**WHAT IS ASKED**
Go through the entries below and retype them exactly, omitting each picture.

Lines of data:
+===+

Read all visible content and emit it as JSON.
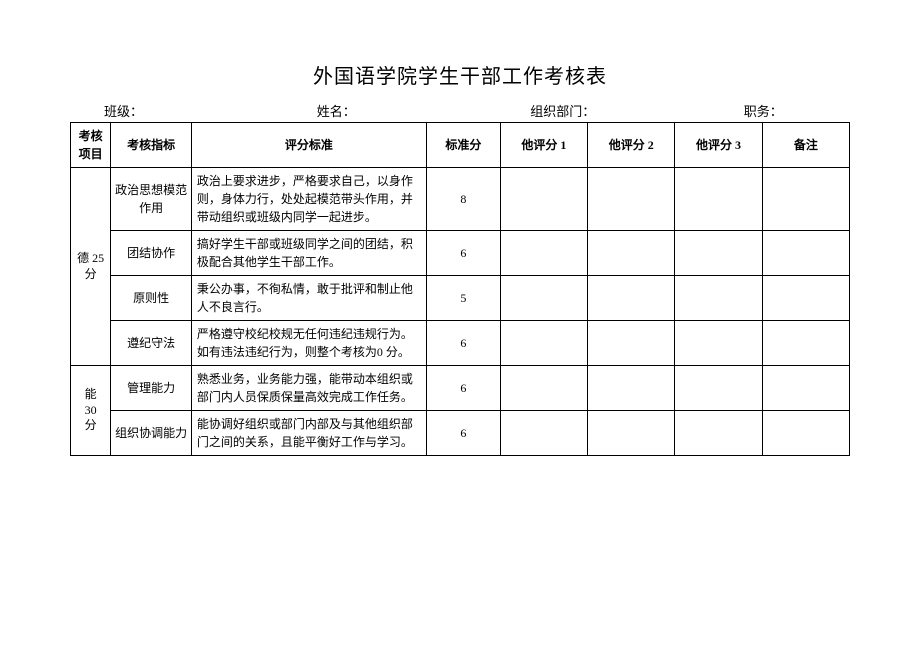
{
  "title": "外国语学院学生干部工作考核表",
  "header": {
    "class_label": "班级：",
    "name_label": "姓名：",
    "dept_label": "组织部门：",
    "position_label": "职务："
  },
  "columns": {
    "project": "考核项目",
    "indicator": "考核指标",
    "criteria": "评分标准",
    "standard_score": "标准分",
    "rate1": "他评分 1",
    "rate2": "他评分 2",
    "rate3": "他评分 3",
    "remark": "备注"
  },
  "sections": [
    {
      "label_line1": "德 25",
      "label_line2": "分",
      "rows": [
        {
          "indicator": "政治思想模范作用",
          "criteria": "政治上要求进步，严格要求自己，以身作则，身体力行，处处起模范带头作用，并带动组织或班级内同学一起进步。",
          "score": "8"
        },
        {
          "indicator": "团结协作",
          "criteria": "搞好学生干部或班级同学之间的团结，积极配合其他学生干部工作。",
          "score": "6"
        },
        {
          "indicator": "原则性",
          "criteria": "秉公办事，不徇私情，敢于批评和制止他人不良言行。",
          "score": "5"
        },
        {
          "indicator": "遵纪守法",
          "criteria": "严格遵守校纪校规无任何违纪违规行为。如有违法违纪行为，则整个考核为0 分。",
          "score": "6"
        }
      ]
    },
    {
      "label_line1": "能",
      "label_line2": "30",
      "label_line3": "分",
      "rows": [
        {
          "indicator": "管理能力",
          "criteria": "熟悉业务，业务能力强，能带动本组织或部门内人员保质保量高效完成工作任务。",
          "score": "6"
        },
        {
          "indicator": "组织协调能力",
          "criteria": "能协调好组织或部门内部及与其他组织部门之间的关系，且能平衡好工作与学习。",
          "score": "6"
        }
      ]
    }
  ]
}
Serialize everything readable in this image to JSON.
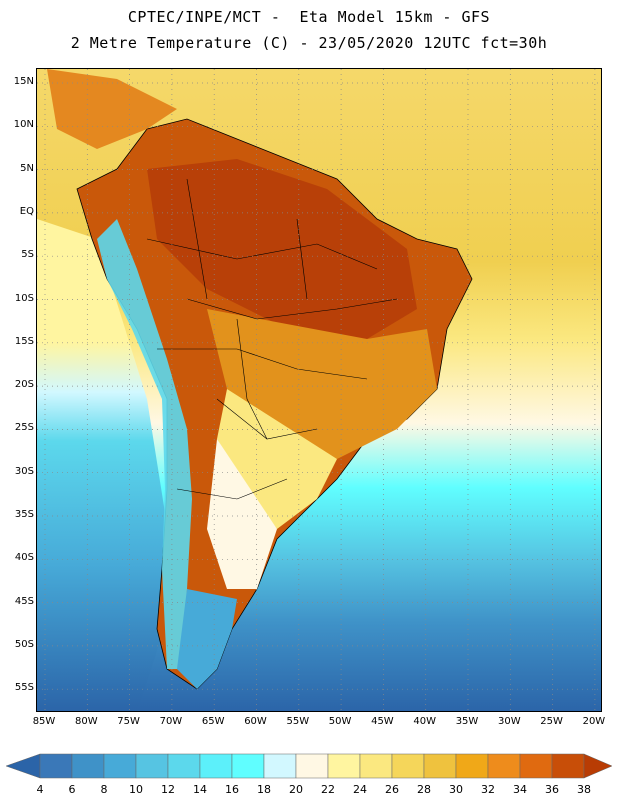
{
  "header": {
    "line1": "CPTEC/INPE/MCT -  Eta Model 15km - GFS",
    "line2": "2 Metre Temperature (C) - 23/05/2020 12UTC fct=30h"
  },
  "map": {
    "variable": "2 Metre Temperature",
    "units": "C",
    "lat_labels": [
      "15N",
      "10N",
      "5N",
      "EQ",
      "5S",
      "10S",
      "15S",
      "20S",
      "25S",
      "30S",
      "35S",
      "40S",
      "45S",
      "50S",
      "55S"
    ],
    "lon_labels": [
      "85W",
      "80W",
      "75W",
      "70W",
      "65W",
      "60W",
      "55W",
      "50W",
      "45W",
      "40W",
      "35W",
      "30W",
      "25W",
      "20W"
    ]
  },
  "colorbar": {
    "values": [
      "4",
      "6",
      "8",
      "10",
      "12",
      "14",
      "16",
      "18",
      "20",
      "22",
      "24",
      "26",
      "28",
      "30",
      "32",
      "34",
      "36",
      "38"
    ],
    "colors": [
      "#2b64a8",
      "#3a78b8",
      "#3f92c8",
      "#47aad8",
      "#56c4e2",
      "#5cd8ec",
      "#5cf0fa",
      "#60feff",
      "#d2f8ff",
      "#fff8e4",
      "#fff5a0",
      "#fbe880",
      "#f5d65a",
      "#efc23e",
      "#f0a818",
      "#ee8c1c",
      "#e06a10",
      "#c84e08",
      "#b83c04"
    ]
  }
}
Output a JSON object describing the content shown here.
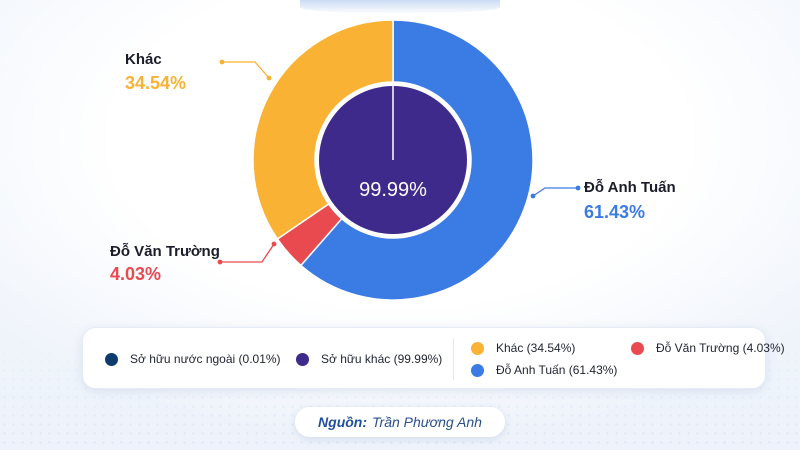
{
  "chart_data": {
    "type": "pie",
    "outer_ring": [
      {
        "name": "Đỗ Anh Tuấn",
        "value": 61.43,
        "value_label": "61.43%",
        "color": "#3b7be4"
      },
      {
        "name": "Đỗ Văn Trường",
        "value": 4.03,
        "value_label": "4.03%",
        "color": "#e84a4f"
      },
      {
        "name": "Khác",
        "value": 34.54,
        "value_label": "34.54%",
        "color": "#f9b233"
      }
    ],
    "inner_circle": [
      {
        "name": "Sở hữu nước ngoài",
        "value": 0.01,
        "color": "#0d3b6e"
      },
      {
        "name": "Sở hữu khác",
        "value": 99.99,
        "color": "#3d2a8a"
      }
    ],
    "center_label": "99.99%"
  },
  "legend": {
    "left": [
      {
        "label": "Sở hữu nước ngoài (0.01%)",
        "color": "#0d3b6e"
      },
      {
        "label": "Sở hữu khác (99.99%)",
        "color": "#3d2a8a"
      }
    ],
    "right": [
      {
        "label": "Khác (34.54%)",
        "color": "#f9b233"
      },
      {
        "label": "Đỗ Văn Trường (4.03%)",
        "color": "#e84a4f"
      },
      {
        "label": "Đỗ Anh Tuấn (61.43%)",
        "color": "#3b7be4"
      }
    ]
  },
  "source": {
    "label": "Nguồn:",
    "value": "Trần Phương Anh"
  }
}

+===+

**TASK ANSWER**
Read all visible content and emit it as JSON.
{
  "title": "外国语学院学生干部工作考核表",
  "header": {
    "class_label": "班级：",
    "name_label": "姓名：",
    "dept_label": "组织部门：",
    "position_label": "职务："
  },
  "columns": {
    "project": "考核项目",
    "indicator": "考核指标",
    "criteria": "评分标准",
    "standard_score": "标准分",
    "rate1": "他评分 1",
    "rate2": "他评分 2",
    "rate3": "他评分 3",
    "remark": "备注"
  },
  "sections": [
    {
      "label_line1": "德 25",
      "label_line2": "分",
      "rows": [
        {
          "indicator": "政治思想模范作用",
          "criteria": "政治上要求进步，严格要求自己，以身作则，身体力行，处处起模范带头作用，并带动组织或班级内同学一起进步。",
          "score": "8"
        },
        {
          "indicator": "团结协作",
          "criteria": "搞好学生干部或班级同学之间的团结，积极配合其他学生干部工作。",
          "score": "6"
        },
        {
          "indicator": "原则性",
          "criteria": "秉公办事，不徇私情，敢于批评和制止他人不良言行。",
          "score": "5"
        },
        {
          "indicator": "遵纪守法",
          "criteria": "严格遵守校纪校规无任何违纪违规行为。如有违法违纪行为，则整个考核为0 分。",
          "score": "6"
        }
      ]
    },
    {
      "label_line1": "能",
      "label_line2": "30",
      "label_line3": "分",
      "rows": [
        {
          "indicator": "管理能力",
          "criteria": "熟悉业务，业务能力强，能带动本组织或部门内人员保质保量高效完成工作任务。",
          "score": "6"
        },
        {
          "indicator": "组织协调能力",
          "criteria": "能协调好组织或部门内部及与其他组织部门之间的关系，且能平衡好工作与学习。",
          "score": "6"
        }
      ]
    }
  ]
}
Serialize everything readable in this image to JSON.
{
  "header": {
    "line1": "CPTEC/INPE/MCT -  Eta Model 15km - GFS",
    "line2": "2 Metre Temperature (C) - 23/05/2020 12UTC fct=30h"
  },
  "map": {
    "variable": "2 Metre Temperature",
    "units": "C",
    "lat_labels": [
      "15N",
      "10N",
      "5N",
      "EQ",
      "5S",
      "10S",
      "15S",
      "20S",
      "25S",
      "30S",
      "35S",
      "40S",
      "45S",
      "50S",
      "55S"
    ],
    "lon_labels": [
      "85W",
      "80W",
      "75W",
      "70W",
      "65W",
      "60W",
      "55W",
      "50W",
      "45W",
      "40W",
      "35W",
      "30W",
      "25W",
      "20W"
    ]
  },
  "colorbar": {
    "values": [
      "4",
      "6",
      "8",
      "10",
      "12",
      "14",
      "16",
      "18",
      "20",
      "22",
      "24",
      "26",
      "28",
      "30",
      "32",
      "34",
      "36",
      "38"
    ],
    "colors": [
      "#2b64a8",
      "#3a78b8",
      "#3f92c8",
      "#47aad8",
      "#56c4e2",
      "#5cd8ec",
      "#5cf0fa",
      "#60feff",
      "#d2f8ff",
      "#fff8e4",
      "#fff5a0",
      "#fbe880",
      "#f5d65a",
      "#efc23e",
      "#f0a818",
      "#ee8c1c",
      "#e06a10",
      "#c84e08",
      "#b83c04"
    ]
  }
}
Output a JSON object describing the content shown here.
{
  "chart_data": {
    "type": "pie",
    "outer_ring": [
      {
        "name": "Đỗ Anh Tuấn",
        "value": 61.43,
        "value_label": "61.43%",
        "color": "#3b7be4"
      },
      {
        "name": "Đỗ Văn Trường",
        "value": 4.03,
        "value_label": "4.03%",
        "color": "#e84a4f"
      },
      {
        "name": "Khác",
        "value": 34.54,
        "value_label": "34.54%",
        "color": "#f9b233"
      }
    ],
    "inner_circle": [
      {
        "name": "Sở hữu nước ngoài",
        "value": 0.01,
        "color": "#0d3b6e"
      },
      {
        "name": "Sở hữu khác",
        "value": 99.99,
        "color": "#3d2a8a"
      }
    ],
    "center_label": "99.99%"
  },
  "legend": {
    "left": [
      {
        "label": "Sở hữu nước ngoài (0.01%)",
        "color": "#0d3b6e"
      },
      {
        "label": "Sở hữu khác (99.99%)",
        "color": "#3d2a8a"
      }
    ],
    "right": [
      {
        "label": "Khác (34.54%)",
        "color": "#f9b233"
      },
      {
        "label": "Đỗ Văn Trường (4.03%)",
        "color": "#e84a4f"
      },
      {
        "label": "Đỗ Anh Tuấn (61.43%)",
        "color": "#3b7be4"
      }
    ]
  },
  "source": {
    "label": "Nguồn:",
    "value": "Trần Phương Anh"
  }
}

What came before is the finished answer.